### Challenge:
Leave every picture out and write out the records below exactly.

### Given information:
——————
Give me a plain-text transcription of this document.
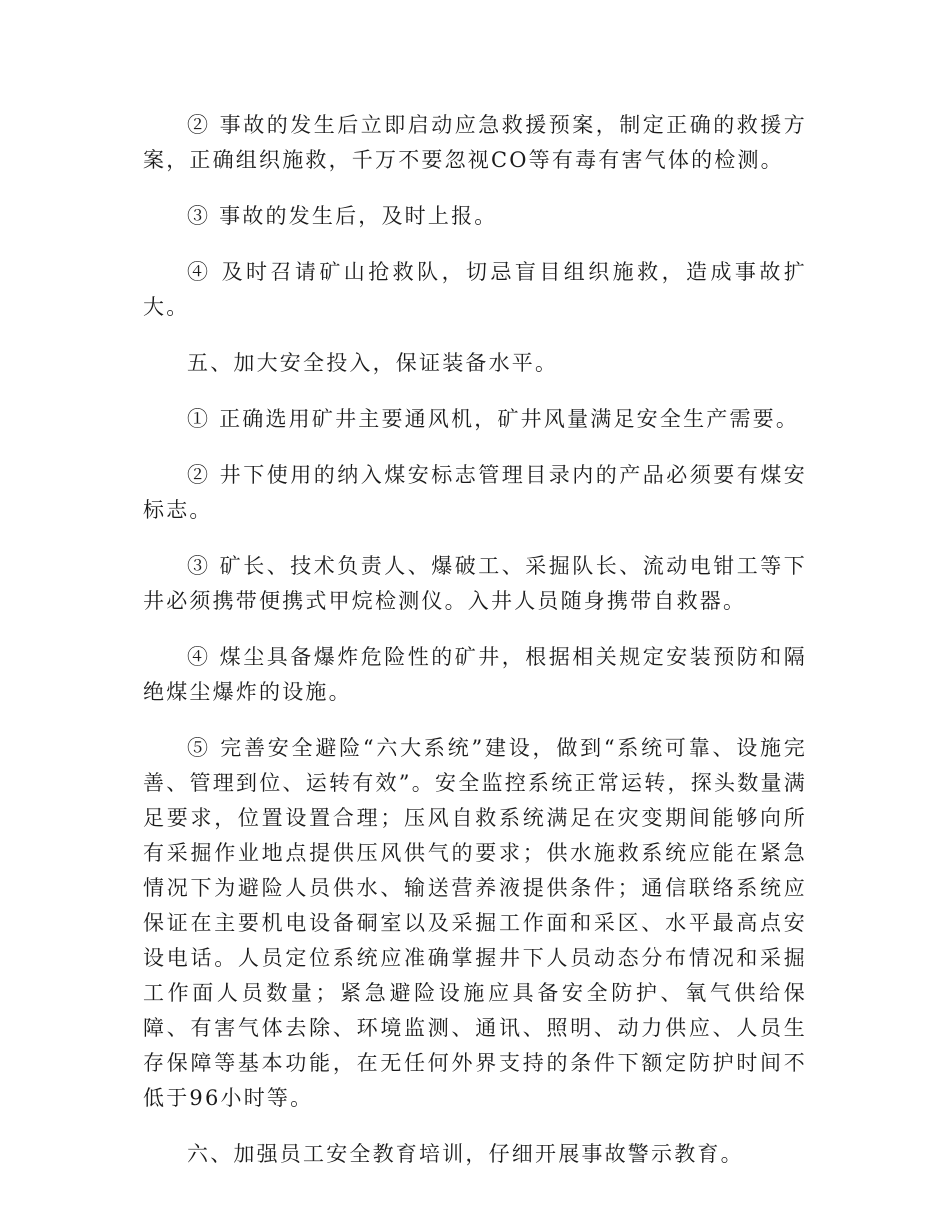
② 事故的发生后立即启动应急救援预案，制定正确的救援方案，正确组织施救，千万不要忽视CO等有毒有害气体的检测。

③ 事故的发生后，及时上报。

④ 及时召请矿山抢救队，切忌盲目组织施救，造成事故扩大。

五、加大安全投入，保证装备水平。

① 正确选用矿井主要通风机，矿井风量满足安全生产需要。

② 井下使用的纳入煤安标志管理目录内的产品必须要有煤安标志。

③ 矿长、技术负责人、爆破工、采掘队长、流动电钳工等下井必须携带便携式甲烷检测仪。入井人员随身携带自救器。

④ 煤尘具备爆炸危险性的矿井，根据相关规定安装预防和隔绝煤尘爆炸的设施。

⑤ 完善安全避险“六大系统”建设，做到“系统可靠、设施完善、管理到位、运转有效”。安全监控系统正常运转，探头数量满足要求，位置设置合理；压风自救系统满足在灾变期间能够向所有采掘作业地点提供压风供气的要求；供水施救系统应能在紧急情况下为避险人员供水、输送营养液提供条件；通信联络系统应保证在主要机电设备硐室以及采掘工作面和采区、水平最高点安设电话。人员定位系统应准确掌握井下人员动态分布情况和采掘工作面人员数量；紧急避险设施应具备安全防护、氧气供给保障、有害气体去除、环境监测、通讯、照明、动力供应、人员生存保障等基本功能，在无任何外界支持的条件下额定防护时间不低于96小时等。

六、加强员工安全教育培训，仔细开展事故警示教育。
——————
### Task solution:
Give me a plain-text transcription of this document.
② 事故的发生后立即启动应急救援预案，制定正确的救援方案，正确组织施救，千万不要忽视CO等有毒有害气体的检测。

③ 事故的发生后，及时上报。

④ 及时召请矿山抢救队，切忌盲目组织施救，造成事故扩大。

五、加大安全投入，保证装备水平。

① 正确选用矿井主要通风机，矿井风量满足安全生产需要。

② 井下使用的纳入煤安标志管理目录内的产品必须要有煤安标志。

③ 矿长、技术负责人、爆破工、采掘队长、流动电钳工等下井必须携带便携式甲烷检测仪。入井人员随身携带自救器。

④ 煤尘具备爆炸危险性的矿井，根据相关规定安装预防和隔绝煤尘爆炸的设施。

⑤ 完善安全避险“六大系统”建设，做到“系统可靠、设施完善、管理到位、运转有效”。安全监控系统正常运转，探头数量满足要求，位置设置合理；压风自救系统满足在灾变期间能够向所有采掘作业地点提供压风供气的要求；供水施救系统应能在紧急情况下为避险人员供水、输送营养液提供条件；通信联络系统应保证在主要机电设备硐室以及采掘工作面和采区、水平最高点安设电话。人员定位系统应准确掌握井下人员动态分布情况和采掘工作面人员数量；紧急避险设施应具备安全防护、氧气供给保障、有害气体去除、环境监测、通讯、照明、动力供应、人员生存保障等基本功能，在无任何外界支持的条件下额定防护时间不低于96小时等。

六、加强员工安全教育培训，仔细开展事故警示教育。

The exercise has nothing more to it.